=== Trecho para análise ===
Não sei descrever o que senti, mas não foi algo momentâneo, foi algo terno, embora tenha sido nosso primeiro encontro. Seu calor, seu cheiro, seu toque, seu beijo salgado, seus lábios carnudos… Eu tenho certeza de que já provei disso antes, mesmo sendo a primeira vez que nossas almas se encontraram no mar. Se pudesse, viveria aquele domingo de carnaval outra vez.
Agora entendo quando Liniker cantou: “Pra guardar na memória o tom do meu veludo cor marrom.” Eu realmente não quis desgrudar naquele calor de 40 graus e fiz daquele dia a minha paz. Você me ajudou a salvar meu domingo.
Você é tão lindo. Eu não sou fã de quem fuma, mas, amor, você fica tão sexy quando solta sua fumaça. E quando machuquei meu dedo, você, todo preocupado, estancando meu sangue, perguntando se estava doendo… Cada detalhe foi tão único e terno. Tudo tão íntimo. Não tivemos nossos corpos expostos um ao outro, mas nossas almas se tocaram, e esse foi o ápice da nossa intimidade.
===
◆ **Instrução de trabalho 1**: Transcreva do texto sobre o domingo de carnaval tudo o que vai de "Não sei descrever" até "carnaval outra vez.".
◆ **Instrução de trabalho 2**: Segundo o texto sobre o domingo de carnaval, que temperatura fazia naquele dia?
◆ **Instrução de trabalho 3**: Dê prosseguimento ao texto sobre o domingo de carnaval a partir da última frase apresentada.
=== Informações fornecidas ===
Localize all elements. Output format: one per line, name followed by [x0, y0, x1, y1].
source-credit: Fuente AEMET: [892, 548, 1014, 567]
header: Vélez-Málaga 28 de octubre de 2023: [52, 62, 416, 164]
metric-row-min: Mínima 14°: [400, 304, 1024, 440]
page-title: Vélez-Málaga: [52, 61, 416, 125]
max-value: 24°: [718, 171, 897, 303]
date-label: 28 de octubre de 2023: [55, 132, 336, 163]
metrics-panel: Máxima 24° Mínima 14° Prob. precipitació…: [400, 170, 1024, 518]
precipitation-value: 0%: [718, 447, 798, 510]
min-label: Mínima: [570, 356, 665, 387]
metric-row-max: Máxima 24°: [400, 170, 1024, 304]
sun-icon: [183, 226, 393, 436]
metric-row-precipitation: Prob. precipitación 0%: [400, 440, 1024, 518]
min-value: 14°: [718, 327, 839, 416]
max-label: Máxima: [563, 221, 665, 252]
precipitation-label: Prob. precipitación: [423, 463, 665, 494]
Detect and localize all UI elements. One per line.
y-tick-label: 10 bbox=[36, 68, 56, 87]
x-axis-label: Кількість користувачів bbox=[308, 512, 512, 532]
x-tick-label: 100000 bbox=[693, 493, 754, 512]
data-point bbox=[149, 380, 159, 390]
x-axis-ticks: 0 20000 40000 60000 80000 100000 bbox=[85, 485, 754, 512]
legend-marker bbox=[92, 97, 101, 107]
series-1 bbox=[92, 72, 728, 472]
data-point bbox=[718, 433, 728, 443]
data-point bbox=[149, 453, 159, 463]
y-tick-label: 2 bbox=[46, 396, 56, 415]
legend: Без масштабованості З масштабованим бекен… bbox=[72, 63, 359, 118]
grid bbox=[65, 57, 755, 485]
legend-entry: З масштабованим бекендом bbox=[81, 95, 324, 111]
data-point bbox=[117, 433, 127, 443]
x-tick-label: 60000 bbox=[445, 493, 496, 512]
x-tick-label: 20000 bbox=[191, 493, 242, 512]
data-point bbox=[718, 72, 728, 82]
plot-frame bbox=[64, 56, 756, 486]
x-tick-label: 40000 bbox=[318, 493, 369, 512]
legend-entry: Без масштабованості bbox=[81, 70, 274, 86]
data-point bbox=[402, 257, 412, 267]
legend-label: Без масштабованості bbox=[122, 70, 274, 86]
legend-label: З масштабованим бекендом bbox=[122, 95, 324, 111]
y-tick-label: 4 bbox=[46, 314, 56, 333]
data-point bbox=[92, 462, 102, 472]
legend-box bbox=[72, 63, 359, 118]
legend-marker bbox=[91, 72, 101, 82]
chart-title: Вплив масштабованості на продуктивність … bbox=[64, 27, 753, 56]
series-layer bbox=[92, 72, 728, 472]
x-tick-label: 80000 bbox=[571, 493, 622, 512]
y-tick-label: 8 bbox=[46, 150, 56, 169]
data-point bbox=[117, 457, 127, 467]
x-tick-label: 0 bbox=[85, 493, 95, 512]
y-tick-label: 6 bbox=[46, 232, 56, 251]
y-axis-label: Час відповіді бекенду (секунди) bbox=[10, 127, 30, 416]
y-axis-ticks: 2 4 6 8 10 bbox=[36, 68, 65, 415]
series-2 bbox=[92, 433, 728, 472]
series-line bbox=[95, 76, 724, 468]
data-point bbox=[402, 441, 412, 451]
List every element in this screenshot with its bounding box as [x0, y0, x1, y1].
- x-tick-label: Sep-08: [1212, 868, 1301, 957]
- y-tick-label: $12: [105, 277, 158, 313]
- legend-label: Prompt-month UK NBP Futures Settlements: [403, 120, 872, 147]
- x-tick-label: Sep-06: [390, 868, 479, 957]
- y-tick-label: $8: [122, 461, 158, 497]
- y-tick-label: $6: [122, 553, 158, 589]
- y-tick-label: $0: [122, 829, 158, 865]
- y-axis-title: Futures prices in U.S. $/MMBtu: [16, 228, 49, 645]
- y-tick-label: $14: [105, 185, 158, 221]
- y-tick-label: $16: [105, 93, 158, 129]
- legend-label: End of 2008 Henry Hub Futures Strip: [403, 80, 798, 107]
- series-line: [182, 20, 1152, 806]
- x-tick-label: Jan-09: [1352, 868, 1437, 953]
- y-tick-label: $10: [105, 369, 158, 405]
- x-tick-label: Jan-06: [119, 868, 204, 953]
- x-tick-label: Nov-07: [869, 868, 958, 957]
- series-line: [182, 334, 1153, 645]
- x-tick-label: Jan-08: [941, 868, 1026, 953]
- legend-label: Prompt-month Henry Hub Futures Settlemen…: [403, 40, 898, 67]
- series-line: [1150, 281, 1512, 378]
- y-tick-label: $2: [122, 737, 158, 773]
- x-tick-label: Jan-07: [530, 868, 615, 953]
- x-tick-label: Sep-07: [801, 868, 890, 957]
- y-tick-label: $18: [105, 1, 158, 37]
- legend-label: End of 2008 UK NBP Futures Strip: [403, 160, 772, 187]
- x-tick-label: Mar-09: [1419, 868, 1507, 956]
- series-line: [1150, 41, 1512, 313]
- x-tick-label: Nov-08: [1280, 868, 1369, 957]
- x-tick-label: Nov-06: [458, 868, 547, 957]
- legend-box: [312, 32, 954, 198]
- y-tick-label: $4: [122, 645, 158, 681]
===
◆ **Resultado 1**:
Não sei descrever o que senti, mas não foi algo momentâneo, foi algo terno, embora tenha sido nosso primeiro encontro. Seu calor, seu cheiro, seu toque, seu beijo salgado, seus lábios carnudos… Eu tenho certeza de que já provei disso antes, mesmo sendo a primeira vez que nossas almas se encontraram no mar. Se pudesse, viveria aquele domingo de carnaval outra vez.

◆ **Resultado 2**: Fazia 40 graus.

◆ **Resultado 3**:
Não sei quando te verei de novo. Espero que em breve. E, como no sonho, que nossas almas se encontrem em um ato físico, num beijo salgado. Hoje, tenho uma parte de você comigo – a pulseira que nós dois estamos usando.
Se cuida, pretão.
Dizem que vão partir meu coração em dois, mesmo sabendo que sou o fodão. Mas você faria isso?
Sou a faísca do seu cigarro, basta você trazer, que eu acendo. Sou o cara, você só ainda não percebeu.
Corra antes que seja tarde, porque o tempo está passando. Não fique apenas me assistindo me afastar, até que não consiga mais alcançar a chave do meu coração.
Se o amor é cego, talvez você ainda esteja lúcido, porque continua me enxergando, mas não sente que sou o cara.
Você não encontrará outro com um coração tolo como o meu. Me conquistar é fácil, mas me fazer dançar conforme a sua música já são outros quinhentos. Sou o cara que todos querem ter, mas ninguém quer pagar o preço para manter.
Eu preciso daquele dia de praia, com você. Do som das ondas, do sol aquecendo minha pele, e da sua mão envolvendo minha cintura. Você é meu? Tento não me sentir mal, mas acho que não consigo mais lutar contra esse sentimento. É algo que não sei nomear, algo que cresce dentro de mim sem permissão.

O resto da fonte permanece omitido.